[[ MATERIAL PROVIDED open ]]

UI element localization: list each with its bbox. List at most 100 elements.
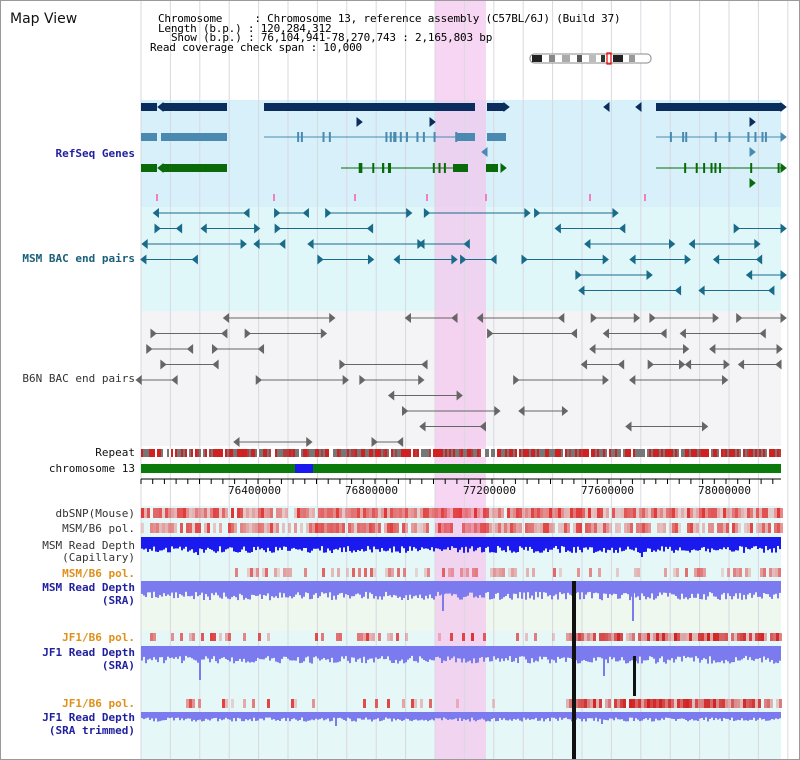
depth-bar <box>407 712 409 719</box>
repeat-feature <box>689 449 691 457</box>
repeat-feature <box>733 449 735 457</box>
bac-end-marker <box>233 436 240 448</box>
depth-bar <box>695 712 697 721</box>
gene-exon <box>385 132 388 142</box>
polymorphism-cell <box>252 523 255 533</box>
bac-end-marker <box>367 254 375 265</box>
repeat-feature <box>647 449 649 457</box>
polymorphism-cell <box>744 523 747 533</box>
track-label-refseq[interactable]: RefSeq Genes <box>55 147 135 160</box>
polymorphism-cell <box>605 699 608 708</box>
track-label-jf1-pol-1[interactable]: JF1/B6 pol. <box>62 631 135 644</box>
polymorphism-cell <box>752 633 755 641</box>
depth-bar <box>189 712 191 719</box>
depth-bar <box>349 712 351 719</box>
polymorphism-cell <box>731 633 734 641</box>
depth-bar <box>453 581 455 594</box>
gene-marker <box>354 194 356 201</box>
repeat-feature <box>457 449 459 457</box>
depth-bar <box>641 581 643 594</box>
polymorphism-cell <box>472 568 475 577</box>
repeat-feature <box>195 449 197 457</box>
chromosome-ideogram-icon[interactable] <box>529 52 653 66</box>
depth-bar <box>657 537 659 550</box>
polymorphism-cell <box>618 523 621 533</box>
repeat-feature <box>491 449 493 457</box>
repeat-feature <box>573 449 575 457</box>
polymorphism-cell <box>772 568 775 577</box>
track-label-b6n-bac[interactable]: B6N BAC end pairs <box>22 372 135 385</box>
depth-bar <box>391 581 393 598</box>
depth-bar <box>625 712 627 722</box>
track-label-jf1-depth-sra-1[interactable]: JF1 Read Depth <box>42 646 135 659</box>
bac-end-marker <box>211 343 219 355</box>
bac-end-marker <box>617 359 625 370</box>
depth-bar <box>153 581 155 592</box>
depth-bar <box>361 537 363 550</box>
track-label-msm-pol-1[interactable]: MSM/B6 pol. <box>62 522 135 535</box>
depth-bar <box>405 537 407 553</box>
polymorphism-cell <box>261 508 264 518</box>
gene-marker <box>273 194 275 201</box>
polymorphism-cell <box>669 523 672 533</box>
polymorphism-cell <box>564 523 567 533</box>
repeat-feature <box>241 449 243 457</box>
depth-bar <box>677 537 679 551</box>
polymorphism-cell <box>267 633 270 641</box>
repeat-feature <box>663 449 665 457</box>
depth-bar <box>553 712 555 718</box>
polymorphism-cell <box>327 508 330 518</box>
depth-bar <box>671 712 673 719</box>
bac-end-marker <box>396 436 404 448</box>
depth-bar <box>553 537 555 548</box>
depth-bar <box>441 712 443 721</box>
track-label-dbsnp[interactable]: dbSNP(Mouse) <box>55 507 135 520</box>
depth-bar <box>425 646 427 662</box>
repeat-feature <box>627 449 629 457</box>
depth-bar <box>393 712 395 719</box>
depth-bar <box>707 646 709 664</box>
track-label-msm-pol-2[interactable]: MSM/B6 pol. <box>62 567 135 580</box>
depth-bar <box>589 537 591 548</box>
track-label-msm-bac[interactable]: MSM BAC end pairs <box>22 252 135 265</box>
polymorphism-cell <box>657 508 660 518</box>
depth-bar <box>317 581 319 598</box>
bac-end-marker <box>684 254 691 265</box>
polymorphism-cell <box>339 633 342 641</box>
track-label-jf1-depth-trim-1[interactable]: JF1 Read Depth <box>42 711 135 724</box>
polymorphism-cell <box>198 523 201 533</box>
polymorphism-cell <box>234 523 237 533</box>
depth-bar <box>167 537 169 553</box>
depth-bar <box>693 581 695 598</box>
repeat-feature <box>559 449 561 457</box>
track-label-jf1-depth-trim-2: (SRA trimmed) <box>48 724 135 737</box>
depth-bar <box>627 646 629 664</box>
track-label-jf1-pol-2[interactable]: JF1/B6 pol. <box>62 697 135 710</box>
polymorphism-cell <box>653 699 656 708</box>
depth-bar <box>603 537 605 548</box>
depth-bar <box>193 712 195 720</box>
depth-bar <box>363 712 365 720</box>
depth-bar <box>649 712 651 719</box>
depth-bar <box>177 646 179 659</box>
track-label-msm-depth-cap-1[interactable]: MSM Read Depth <box>42 539 135 552</box>
repeat-feature <box>619 449 621 457</box>
polymorphism-cell <box>673 568 676 577</box>
track-label-msm-depth-sra-1[interactable]: MSM Read Depth <box>42 581 135 594</box>
gene-block <box>456 133 475 141</box>
repeat-feature <box>691 449 693 457</box>
depth-bar <box>185 712 187 719</box>
polymorphism-cell <box>705 508 708 518</box>
polymorphism-cell <box>738 523 741 533</box>
depth-bar <box>597 712 599 722</box>
polymorphism-cell <box>180 523 183 533</box>
depth-bar <box>615 537 617 550</box>
polymorphism-cell <box>483 633 486 641</box>
bac-end-marker <box>342 374 349 386</box>
depth-bar <box>691 712 693 720</box>
depth-bar <box>299 581 301 596</box>
depth-bar <box>713 646 715 661</box>
depth-bar <box>153 646 155 658</box>
depth-bar <box>287 712 289 718</box>
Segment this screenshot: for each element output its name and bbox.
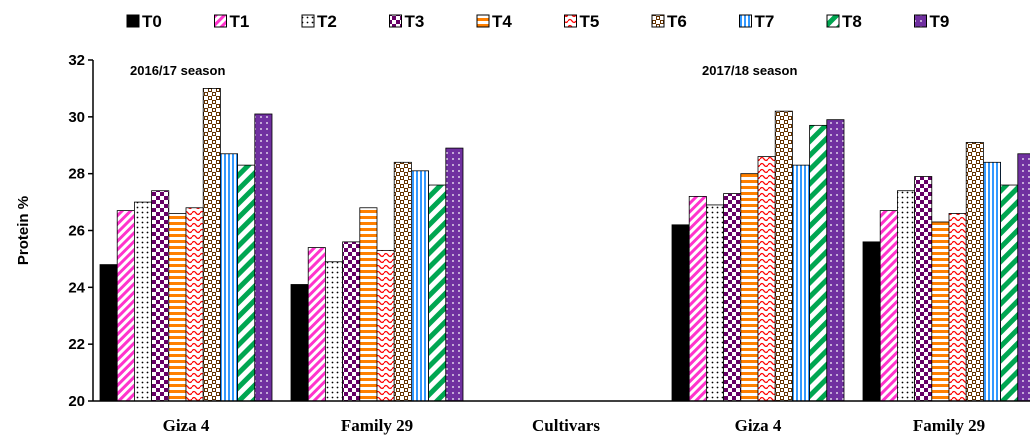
- bar-2-t6: [393, 161, 412, 402]
- bar-1-t9: [254, 113, 273, 402]
- bar-1-t6: [202, 88, 221, 402]
- y-tick-label: 24: [68, 279, 85, 296]
- legend-label-t7: T7: [755, 12, 775, 31]
- legend-label-t9: T9: [930, 12, 950, 31]
- legend-label-t5: T5: [580, 12, 600, 31]
- x-axis-title: Cultivars: [532, 416, 600, 435]
- season-label: 2016/17 season: [130, 63, 225, 78]
- legend-swatch-t3: [389, 14, 402, 28]
- bar-2-t7: [410, 170, 429, 402]
- category-label: Family 29: [341, 416, 413, 435]
- bar-3-t2: [706, 204, 725, 402]
- bar-3-t5: [757, 156, 776, 402]
- legend-swatch-t1: [214, 14, 227, 28]
- category-label: Giza 4: [735, 416, 782, 435]
- category-label: Giza 4: [163, 416, 210, 435]
- bar-3-t3: [723, 193, 742, 402]
- bar-1-t0: [99, 264, 118, 402]
- bar-4-t1: [879, 210, 898, 402]
- bar-2-t0: [290, 284, 309, 402]
- bar-3-t6: [774, 110, 793, 402]
- legend-label-t0: T0: [142, 12, 162, 31]
- y-tick-label: 22: [68, 336, 85, 353]
- bar-2-t9: [445, 147, 464, 402]
- bar-1-t3: [151, 190, 170, 402]
- bar-2-t5: [376, 249, 395, 402]
- y-axis: 20 22 24 26 28 30 32 Protein %: [15, 52, 94, 410]
- bar-1-t5: [185, 207, 204, 402]
- category-label: Family 29: [913, 416, 985, 435]
- season-label: 2017/18 season: [702, 63, 797, 78]
- legend-swatch-t2: [301, 14, 315, 28]
- y-tick-label: 30: [68, 109, 85, 126]
- legend-swatch-t5: [564, 14, 577, 28]
- bar-3-t0: [671, 224, 690, 402]
- legend-label-t3: T3: [405, 12, 425, 31]
- bar-4-t3: [914, 176, 933, 402]
- legend-swatch-t7: [739, 14, 752, 28]
- bar-2-t1: [307, 247, 326, 402]
- bar-1-t7: [219, 153, 238, 402]
- bar-4-t6: [965, 142, 984, 402]
- legend-swatch-t6: [651, 14, 665, 28]
- y-tick-label: 28: [68, 166, 85, 183]
- bar-1-t1: [116, 210, 135, 402]
- bar-4-t7: [983, 161, 1002, 402]
- bar-4-t2: [897, 190, 916, 402]
- bar-3-t1: [688, 195, 707, 402]
- legend-swatch-t0: [126, 14, 140, 28]
- y-tick-label: 32: [68, 52, 85, 69]
- legend-label-t6: T6: [667, 12, 687, 31]
- bar-4-t8: [1000, 184, 1019, 402]
- bar-3-t4: [740, 173, 759, 402]
- bar-1-t4: [168, 213, 187, 402]
- labels: Giza 4 2016/17 season Family 29 Giza 4 2017/…: [130, 63, 985, 435]
- bar-2-t4: [359, 207, 378, 402]
- bar-3-t7: [792, 164, 811, 402]
- bar-4-t0: [862, 241, 881, 402]
- legend-label-t2: T2: [317, 12, 337, 31]
- legend-swatch-t9: [914, 14, 927, 28]
- y-axis-title: Protein %: [15, 196, 32, 265]
- bar-4-t9: [1017, 153, 1030, 402]
- legend-label-t4: T4: [492, 12, 512, 31]
- y-tick-label: 20: [68, 393, 85, 410]
- bar-4-t4: [931, 221, 950, 402]
- bar-3-t8: [809, 124, 828, 402]
- legend-label-t8: T8: [842, 12, 862, 31]
- y-tick-label: 26: [68, 223, 85, 240]
- bar-1-t8: [237, 164, 256, 402]
- legend-swatch-t8: [826, 14, 840, 28]
- legend: T0 T1 T2 T3 T4 T5 T6 T7 T8 T9: [126, 12, 950, 31]
- bar-2-t2: [324, 261, 343, 402]
- bar-2-t3: [342, 241, 361, 402]
- bars: [99, 88, 1030, 402]
- legend-swatch-t4: [476, 14, 490, 28]
- bar-3-t9: [826, 119, 845, 402]
- legend-label-t1: T1: [230, 12, 250, 31]
- bar-2-t8: [428, 184, 447, 402]
- bar-4-t5: [948, 213, 967, 402]
- bar-1-t2: [133, 201, 152, 402]
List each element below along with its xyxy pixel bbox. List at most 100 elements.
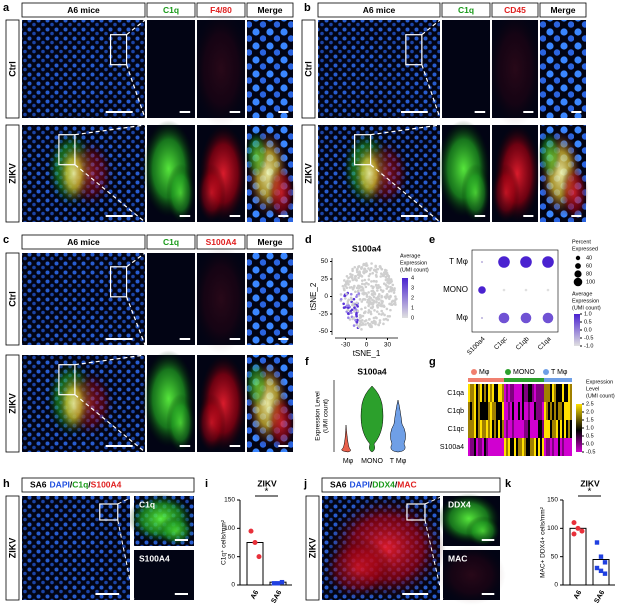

[[ MATERIAL PROVIDED closed ]]

TO DO: Copy out the lines of the data where the string "pairs" occurs.

EXERCISE RESULT:
track-label-b6n-bac[interactable]: B6N BAC end pairs <box>22 372 135 385</box>
track-label-msm-bac[interactable]: MSM BAC end pairs <box>22 252 135 265</box>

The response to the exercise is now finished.